● **Stored items**
------------------------------

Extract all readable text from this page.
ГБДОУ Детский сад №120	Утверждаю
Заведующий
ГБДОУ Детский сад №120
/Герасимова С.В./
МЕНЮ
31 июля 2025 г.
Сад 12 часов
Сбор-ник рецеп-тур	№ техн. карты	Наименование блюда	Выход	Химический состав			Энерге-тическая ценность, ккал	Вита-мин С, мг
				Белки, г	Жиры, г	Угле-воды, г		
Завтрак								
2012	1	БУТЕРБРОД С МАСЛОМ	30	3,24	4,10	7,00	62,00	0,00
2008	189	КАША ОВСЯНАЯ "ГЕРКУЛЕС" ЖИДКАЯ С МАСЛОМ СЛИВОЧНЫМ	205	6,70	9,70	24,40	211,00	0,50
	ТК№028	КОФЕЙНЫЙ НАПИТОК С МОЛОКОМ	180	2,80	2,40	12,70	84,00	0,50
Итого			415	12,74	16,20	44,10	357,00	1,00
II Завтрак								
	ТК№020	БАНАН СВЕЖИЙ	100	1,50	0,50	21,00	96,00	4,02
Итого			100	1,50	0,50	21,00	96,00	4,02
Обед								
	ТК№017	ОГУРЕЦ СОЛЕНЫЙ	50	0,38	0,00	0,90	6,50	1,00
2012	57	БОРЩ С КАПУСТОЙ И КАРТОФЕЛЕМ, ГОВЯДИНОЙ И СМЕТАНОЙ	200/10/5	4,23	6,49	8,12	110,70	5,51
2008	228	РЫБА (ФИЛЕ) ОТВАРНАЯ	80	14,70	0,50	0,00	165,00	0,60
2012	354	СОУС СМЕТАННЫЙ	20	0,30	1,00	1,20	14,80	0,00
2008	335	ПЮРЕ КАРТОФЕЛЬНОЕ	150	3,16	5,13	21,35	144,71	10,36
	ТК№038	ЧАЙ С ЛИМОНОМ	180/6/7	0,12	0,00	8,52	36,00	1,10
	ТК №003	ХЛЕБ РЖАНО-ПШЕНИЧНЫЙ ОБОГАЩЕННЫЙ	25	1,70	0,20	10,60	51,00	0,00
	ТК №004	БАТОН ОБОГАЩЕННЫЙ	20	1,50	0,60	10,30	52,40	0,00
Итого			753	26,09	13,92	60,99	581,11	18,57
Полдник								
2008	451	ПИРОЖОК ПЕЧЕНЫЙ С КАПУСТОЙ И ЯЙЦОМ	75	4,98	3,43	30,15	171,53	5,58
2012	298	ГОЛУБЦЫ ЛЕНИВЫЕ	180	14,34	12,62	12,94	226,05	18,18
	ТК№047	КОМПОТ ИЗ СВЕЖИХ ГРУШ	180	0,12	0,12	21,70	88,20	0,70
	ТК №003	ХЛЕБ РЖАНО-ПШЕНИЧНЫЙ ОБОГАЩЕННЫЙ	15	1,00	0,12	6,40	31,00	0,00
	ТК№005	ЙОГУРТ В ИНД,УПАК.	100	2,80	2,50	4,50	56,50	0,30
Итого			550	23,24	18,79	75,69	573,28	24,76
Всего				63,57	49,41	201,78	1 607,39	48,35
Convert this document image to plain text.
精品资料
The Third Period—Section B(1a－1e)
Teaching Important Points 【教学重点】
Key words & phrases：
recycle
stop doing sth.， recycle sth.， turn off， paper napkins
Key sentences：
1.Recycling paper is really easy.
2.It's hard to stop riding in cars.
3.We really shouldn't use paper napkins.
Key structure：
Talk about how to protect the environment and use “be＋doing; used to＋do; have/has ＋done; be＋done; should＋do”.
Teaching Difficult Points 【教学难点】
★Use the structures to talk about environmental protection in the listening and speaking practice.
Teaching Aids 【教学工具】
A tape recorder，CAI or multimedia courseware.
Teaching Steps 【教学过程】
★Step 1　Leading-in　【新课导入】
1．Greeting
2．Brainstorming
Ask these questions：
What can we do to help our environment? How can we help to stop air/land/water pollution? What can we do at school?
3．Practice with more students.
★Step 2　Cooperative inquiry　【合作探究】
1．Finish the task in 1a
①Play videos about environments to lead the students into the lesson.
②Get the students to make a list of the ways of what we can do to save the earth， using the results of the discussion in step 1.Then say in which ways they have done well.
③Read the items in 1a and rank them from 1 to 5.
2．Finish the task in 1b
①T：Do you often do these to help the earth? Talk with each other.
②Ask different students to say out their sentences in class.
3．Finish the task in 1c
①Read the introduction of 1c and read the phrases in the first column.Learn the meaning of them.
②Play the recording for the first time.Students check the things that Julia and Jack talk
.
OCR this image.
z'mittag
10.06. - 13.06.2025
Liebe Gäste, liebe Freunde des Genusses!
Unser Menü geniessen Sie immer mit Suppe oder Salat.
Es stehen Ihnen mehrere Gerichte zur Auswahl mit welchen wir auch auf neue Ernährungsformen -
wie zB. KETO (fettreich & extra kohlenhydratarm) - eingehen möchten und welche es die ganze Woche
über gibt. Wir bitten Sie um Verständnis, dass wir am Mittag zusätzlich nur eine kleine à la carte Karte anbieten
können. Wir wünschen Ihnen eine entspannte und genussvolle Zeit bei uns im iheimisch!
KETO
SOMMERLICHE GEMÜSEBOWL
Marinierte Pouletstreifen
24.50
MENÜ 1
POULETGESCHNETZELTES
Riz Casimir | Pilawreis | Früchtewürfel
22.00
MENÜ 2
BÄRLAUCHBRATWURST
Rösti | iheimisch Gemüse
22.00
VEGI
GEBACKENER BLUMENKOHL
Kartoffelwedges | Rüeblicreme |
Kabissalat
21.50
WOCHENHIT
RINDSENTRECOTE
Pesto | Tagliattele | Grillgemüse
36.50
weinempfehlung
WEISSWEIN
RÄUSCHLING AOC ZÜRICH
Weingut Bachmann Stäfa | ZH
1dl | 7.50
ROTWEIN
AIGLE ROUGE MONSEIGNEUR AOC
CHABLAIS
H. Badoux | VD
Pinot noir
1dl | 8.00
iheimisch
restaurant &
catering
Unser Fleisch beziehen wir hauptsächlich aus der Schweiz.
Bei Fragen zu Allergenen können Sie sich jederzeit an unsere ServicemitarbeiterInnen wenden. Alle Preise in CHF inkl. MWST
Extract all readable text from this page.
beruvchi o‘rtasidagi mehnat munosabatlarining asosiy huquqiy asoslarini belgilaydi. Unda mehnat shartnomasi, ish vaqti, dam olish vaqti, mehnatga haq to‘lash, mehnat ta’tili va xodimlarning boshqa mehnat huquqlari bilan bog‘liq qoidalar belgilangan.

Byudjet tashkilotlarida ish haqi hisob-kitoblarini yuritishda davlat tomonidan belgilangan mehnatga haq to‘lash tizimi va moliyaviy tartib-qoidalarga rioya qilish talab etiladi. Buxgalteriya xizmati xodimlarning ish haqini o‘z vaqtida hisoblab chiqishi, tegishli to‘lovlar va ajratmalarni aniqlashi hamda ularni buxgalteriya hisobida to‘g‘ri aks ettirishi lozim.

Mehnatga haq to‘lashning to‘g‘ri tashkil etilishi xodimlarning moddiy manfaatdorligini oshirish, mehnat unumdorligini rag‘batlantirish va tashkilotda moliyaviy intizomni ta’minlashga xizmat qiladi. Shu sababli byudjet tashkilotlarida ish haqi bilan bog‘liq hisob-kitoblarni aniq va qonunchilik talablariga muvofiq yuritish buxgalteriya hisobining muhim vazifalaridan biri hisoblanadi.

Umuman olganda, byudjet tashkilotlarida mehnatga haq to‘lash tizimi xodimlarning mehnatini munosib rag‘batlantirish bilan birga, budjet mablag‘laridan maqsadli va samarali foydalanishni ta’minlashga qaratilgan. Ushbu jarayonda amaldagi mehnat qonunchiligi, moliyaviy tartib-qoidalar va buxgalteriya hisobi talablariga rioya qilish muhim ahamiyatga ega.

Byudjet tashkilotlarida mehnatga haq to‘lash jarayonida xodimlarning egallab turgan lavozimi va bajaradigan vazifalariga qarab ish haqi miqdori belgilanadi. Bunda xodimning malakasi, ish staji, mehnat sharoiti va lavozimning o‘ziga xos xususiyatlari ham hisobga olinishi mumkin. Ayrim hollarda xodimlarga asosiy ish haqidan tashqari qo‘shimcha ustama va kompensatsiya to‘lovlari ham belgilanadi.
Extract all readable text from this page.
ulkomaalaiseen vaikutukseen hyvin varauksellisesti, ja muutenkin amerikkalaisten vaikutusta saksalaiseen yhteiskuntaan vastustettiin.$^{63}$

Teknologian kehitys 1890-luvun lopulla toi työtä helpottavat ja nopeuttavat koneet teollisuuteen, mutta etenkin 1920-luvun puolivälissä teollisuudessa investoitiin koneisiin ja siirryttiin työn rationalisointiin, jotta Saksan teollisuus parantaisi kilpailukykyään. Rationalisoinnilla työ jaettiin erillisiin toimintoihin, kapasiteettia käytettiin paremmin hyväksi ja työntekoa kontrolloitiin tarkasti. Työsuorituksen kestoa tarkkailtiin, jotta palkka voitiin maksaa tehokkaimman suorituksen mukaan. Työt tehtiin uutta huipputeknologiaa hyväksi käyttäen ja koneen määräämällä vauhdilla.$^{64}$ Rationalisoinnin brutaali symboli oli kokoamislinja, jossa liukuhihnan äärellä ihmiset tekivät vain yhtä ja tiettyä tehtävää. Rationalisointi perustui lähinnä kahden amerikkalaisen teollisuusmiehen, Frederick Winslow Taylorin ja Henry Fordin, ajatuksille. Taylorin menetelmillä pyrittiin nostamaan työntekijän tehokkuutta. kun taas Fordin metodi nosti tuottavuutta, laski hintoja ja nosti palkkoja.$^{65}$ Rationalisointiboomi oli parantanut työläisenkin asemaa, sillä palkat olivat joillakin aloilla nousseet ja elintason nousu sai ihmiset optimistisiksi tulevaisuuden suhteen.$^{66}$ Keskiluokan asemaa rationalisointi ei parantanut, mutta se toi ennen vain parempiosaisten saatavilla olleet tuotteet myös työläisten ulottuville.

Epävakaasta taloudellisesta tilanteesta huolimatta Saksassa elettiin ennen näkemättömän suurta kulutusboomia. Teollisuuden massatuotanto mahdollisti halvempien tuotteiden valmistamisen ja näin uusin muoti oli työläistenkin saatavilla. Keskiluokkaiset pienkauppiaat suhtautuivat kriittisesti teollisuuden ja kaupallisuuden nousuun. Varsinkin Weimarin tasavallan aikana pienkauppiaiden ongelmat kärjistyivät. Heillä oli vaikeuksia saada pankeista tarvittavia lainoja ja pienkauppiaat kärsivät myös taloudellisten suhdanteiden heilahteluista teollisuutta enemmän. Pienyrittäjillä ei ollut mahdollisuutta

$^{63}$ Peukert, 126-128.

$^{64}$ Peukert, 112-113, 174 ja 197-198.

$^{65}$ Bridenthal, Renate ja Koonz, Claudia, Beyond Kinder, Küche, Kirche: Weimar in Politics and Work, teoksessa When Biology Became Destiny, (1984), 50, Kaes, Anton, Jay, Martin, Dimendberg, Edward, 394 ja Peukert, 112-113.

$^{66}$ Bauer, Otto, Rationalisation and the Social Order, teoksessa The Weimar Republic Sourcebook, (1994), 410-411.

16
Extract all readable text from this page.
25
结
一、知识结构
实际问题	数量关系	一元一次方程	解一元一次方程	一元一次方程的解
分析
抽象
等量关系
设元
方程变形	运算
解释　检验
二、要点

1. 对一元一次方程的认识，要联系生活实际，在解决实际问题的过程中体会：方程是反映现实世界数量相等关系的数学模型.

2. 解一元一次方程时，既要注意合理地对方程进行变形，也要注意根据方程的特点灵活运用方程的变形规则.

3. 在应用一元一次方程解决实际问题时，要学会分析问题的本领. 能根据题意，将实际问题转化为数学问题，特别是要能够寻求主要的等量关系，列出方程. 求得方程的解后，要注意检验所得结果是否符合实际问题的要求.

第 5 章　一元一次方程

------------------------------

● **STATED EXERCISE**
Locate the lines above that contain "phrases" and copy them.

● **TASK ANSWER**
Key words & phrases：
①Read the introduction of 1c and read the phrases in the first column.Learn the meaning of them.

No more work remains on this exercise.